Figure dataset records
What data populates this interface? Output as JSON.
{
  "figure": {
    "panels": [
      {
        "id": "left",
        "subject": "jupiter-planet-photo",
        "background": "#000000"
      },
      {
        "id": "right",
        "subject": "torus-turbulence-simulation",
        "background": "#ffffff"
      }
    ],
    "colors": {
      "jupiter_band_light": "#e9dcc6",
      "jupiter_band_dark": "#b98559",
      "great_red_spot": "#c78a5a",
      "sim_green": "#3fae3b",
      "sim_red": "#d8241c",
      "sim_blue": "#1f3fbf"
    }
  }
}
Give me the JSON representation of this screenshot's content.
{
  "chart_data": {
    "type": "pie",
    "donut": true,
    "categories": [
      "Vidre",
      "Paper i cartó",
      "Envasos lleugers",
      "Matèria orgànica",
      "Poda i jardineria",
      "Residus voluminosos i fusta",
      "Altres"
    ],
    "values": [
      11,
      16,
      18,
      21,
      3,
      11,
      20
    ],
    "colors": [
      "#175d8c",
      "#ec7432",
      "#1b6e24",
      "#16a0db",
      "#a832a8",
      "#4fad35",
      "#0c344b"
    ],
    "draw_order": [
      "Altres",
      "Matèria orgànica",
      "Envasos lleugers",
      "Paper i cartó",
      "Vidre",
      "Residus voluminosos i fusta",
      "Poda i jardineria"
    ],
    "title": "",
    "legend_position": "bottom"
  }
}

**Problem requirements**
Repeat precisely the lines of the data starting at the one containing "Give me the", last line included.

**Worked solution**
Give me the JSON representation of this screenshot's content.
{
  "chart_data": {
    "type": "pie",
    "donut": true,
    "categories": [
      "Vidre",
      "Paper i cartó",
      "Envasos lleugers",
      "Matèria orgànica",
      "Poda i jardineria",
      "Residus voluminosos i fusta",
      "Altres"
    ],
    "values": [
      11,
      16,
      18,
      21,
      3,
      11,
      20
    ],
    "colors": [
      "#175d8c",
      "#ec7432",
      "#1b6e24",
      "#16a0db",
      "#a832a8",
      "#4fad35",
      "#0c344b"
    ],
    "draw_order": [
      "Altres",
      "Matèria orgànica",
      "Envasos lleugers",
      "Paper i cartó",
      "Vidre",
      "Residus voluminosos i fusta",
      "Poda i jardineria"
    ],
    "title": "",
    "legend_position": "bottom"
  }
}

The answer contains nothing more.